Records:
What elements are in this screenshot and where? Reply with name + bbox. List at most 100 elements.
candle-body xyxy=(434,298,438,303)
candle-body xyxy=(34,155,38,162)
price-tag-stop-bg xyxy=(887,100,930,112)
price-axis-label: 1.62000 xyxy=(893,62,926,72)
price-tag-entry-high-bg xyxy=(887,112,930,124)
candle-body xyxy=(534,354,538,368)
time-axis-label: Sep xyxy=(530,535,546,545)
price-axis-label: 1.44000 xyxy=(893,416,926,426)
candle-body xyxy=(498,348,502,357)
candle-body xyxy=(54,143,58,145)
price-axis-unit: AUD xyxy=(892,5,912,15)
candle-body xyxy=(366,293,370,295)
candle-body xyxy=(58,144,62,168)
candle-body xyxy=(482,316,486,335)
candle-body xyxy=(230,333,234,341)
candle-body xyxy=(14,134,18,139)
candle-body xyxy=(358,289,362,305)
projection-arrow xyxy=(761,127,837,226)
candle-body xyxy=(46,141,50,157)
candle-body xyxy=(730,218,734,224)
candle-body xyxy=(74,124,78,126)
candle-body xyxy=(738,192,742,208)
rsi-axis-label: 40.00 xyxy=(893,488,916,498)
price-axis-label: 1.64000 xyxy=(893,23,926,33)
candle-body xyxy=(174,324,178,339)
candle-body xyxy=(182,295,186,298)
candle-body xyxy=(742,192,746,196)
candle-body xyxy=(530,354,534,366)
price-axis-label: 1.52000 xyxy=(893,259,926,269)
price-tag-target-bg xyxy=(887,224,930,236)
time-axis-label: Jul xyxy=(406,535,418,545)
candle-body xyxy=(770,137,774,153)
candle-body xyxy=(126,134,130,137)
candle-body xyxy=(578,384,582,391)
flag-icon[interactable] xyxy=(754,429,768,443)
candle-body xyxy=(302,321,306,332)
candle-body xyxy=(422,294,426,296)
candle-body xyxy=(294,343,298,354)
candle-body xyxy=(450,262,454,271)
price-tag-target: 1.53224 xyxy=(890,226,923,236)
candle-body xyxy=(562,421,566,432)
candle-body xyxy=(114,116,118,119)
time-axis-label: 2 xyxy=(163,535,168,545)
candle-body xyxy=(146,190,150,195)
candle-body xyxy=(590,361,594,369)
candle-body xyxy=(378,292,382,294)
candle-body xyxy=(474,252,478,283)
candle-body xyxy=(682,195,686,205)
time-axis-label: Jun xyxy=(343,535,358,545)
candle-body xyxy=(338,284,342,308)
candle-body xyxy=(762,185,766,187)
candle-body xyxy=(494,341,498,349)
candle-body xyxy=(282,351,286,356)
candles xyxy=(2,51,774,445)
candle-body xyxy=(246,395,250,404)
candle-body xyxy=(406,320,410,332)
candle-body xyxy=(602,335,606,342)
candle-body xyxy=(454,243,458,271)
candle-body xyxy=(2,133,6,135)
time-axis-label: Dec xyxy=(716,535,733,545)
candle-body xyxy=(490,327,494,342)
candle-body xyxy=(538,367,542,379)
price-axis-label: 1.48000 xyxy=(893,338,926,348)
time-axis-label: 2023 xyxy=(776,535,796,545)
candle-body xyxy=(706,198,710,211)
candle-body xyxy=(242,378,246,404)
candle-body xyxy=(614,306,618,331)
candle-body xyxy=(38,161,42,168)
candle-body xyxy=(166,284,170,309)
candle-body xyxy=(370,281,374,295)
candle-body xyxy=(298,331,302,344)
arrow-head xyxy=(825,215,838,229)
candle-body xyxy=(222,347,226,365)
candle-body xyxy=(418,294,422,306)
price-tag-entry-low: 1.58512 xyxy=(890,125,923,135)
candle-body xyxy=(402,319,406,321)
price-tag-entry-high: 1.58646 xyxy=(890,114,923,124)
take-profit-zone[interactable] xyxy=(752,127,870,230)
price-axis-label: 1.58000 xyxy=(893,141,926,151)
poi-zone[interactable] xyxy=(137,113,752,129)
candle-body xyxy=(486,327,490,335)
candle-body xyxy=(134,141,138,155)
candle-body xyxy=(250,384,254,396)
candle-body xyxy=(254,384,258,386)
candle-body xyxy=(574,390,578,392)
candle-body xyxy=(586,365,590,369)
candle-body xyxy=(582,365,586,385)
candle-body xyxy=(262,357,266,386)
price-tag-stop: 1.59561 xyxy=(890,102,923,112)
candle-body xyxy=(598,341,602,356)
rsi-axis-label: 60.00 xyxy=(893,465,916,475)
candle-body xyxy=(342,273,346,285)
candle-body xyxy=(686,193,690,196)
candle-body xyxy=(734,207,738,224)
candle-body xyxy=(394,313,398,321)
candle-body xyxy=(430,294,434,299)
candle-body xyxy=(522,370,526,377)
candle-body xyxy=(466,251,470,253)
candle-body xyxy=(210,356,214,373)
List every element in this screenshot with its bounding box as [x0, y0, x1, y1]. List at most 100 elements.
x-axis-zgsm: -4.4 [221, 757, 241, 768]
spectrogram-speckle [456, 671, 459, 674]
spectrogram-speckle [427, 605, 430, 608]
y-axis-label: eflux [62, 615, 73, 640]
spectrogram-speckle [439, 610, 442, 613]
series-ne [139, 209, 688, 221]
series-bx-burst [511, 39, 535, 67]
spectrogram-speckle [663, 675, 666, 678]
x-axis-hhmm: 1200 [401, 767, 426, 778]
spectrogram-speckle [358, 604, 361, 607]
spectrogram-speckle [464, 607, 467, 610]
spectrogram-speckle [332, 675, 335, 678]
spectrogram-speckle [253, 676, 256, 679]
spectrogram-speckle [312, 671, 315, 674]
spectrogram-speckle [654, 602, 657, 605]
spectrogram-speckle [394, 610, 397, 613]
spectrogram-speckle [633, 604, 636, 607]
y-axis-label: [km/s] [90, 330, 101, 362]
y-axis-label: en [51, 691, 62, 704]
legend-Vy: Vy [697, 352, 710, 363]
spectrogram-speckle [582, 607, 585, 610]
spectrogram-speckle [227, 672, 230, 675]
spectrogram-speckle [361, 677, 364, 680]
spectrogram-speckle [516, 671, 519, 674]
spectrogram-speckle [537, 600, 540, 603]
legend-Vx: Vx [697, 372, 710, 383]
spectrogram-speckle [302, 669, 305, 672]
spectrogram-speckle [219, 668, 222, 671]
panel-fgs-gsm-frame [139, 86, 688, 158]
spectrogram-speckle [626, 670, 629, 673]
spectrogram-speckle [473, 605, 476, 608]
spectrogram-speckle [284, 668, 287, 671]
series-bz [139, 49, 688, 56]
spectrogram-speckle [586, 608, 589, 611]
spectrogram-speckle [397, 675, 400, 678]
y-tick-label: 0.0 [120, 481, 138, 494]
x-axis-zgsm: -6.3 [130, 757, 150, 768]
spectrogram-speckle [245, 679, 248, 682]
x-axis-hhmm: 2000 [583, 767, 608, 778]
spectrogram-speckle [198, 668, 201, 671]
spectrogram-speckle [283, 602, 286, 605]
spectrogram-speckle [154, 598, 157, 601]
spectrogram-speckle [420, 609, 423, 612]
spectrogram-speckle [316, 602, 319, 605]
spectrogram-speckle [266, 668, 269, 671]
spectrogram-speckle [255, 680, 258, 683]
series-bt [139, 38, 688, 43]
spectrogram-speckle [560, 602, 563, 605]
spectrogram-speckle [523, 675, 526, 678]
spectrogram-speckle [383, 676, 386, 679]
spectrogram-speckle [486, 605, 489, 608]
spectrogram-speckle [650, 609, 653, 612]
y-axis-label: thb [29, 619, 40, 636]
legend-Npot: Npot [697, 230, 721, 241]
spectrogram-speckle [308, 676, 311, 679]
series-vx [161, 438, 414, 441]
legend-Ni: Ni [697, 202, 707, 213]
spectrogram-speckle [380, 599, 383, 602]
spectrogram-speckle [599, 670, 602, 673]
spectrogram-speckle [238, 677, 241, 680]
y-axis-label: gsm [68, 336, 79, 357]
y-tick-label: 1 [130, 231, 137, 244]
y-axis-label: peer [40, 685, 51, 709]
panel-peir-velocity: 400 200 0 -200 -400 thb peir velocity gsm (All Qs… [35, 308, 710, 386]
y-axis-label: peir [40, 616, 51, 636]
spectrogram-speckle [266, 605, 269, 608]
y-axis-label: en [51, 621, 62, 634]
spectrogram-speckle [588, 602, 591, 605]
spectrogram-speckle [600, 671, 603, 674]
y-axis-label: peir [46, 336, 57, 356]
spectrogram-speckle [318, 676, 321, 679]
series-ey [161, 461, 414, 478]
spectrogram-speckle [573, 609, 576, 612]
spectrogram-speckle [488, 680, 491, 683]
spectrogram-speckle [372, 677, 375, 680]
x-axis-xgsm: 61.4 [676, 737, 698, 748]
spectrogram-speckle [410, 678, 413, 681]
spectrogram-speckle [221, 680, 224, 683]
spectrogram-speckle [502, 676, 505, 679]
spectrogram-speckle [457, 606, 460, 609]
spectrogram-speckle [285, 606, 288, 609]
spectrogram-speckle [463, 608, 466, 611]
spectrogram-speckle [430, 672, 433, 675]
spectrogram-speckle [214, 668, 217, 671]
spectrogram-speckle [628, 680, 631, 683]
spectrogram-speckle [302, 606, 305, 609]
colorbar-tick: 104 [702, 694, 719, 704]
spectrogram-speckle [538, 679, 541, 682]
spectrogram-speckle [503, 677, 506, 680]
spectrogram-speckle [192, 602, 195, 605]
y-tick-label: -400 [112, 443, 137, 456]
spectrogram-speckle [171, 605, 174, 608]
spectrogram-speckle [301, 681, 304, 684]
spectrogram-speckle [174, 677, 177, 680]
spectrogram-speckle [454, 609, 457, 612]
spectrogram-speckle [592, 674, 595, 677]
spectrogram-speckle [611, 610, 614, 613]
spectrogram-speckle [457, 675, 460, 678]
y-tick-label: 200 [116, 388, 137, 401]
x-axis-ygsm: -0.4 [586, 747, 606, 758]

Task goal: Could you render the data as a numbered list, starting with its first line and going on through the line that contains "price-tag-stop-bg xyxy=(887,100,930,112)", with both ends included and any blank lines left out?

Final answer:
1. What elements are in this screenshot and where? Reply with name + bbox. List at most 100 elements.
2. candle-body xyxy=(434,298,438,303)
3. candle-body xyxy=(34,155,38,162)
4. price-tag-stop-bg xyxy=(887,100,930,112)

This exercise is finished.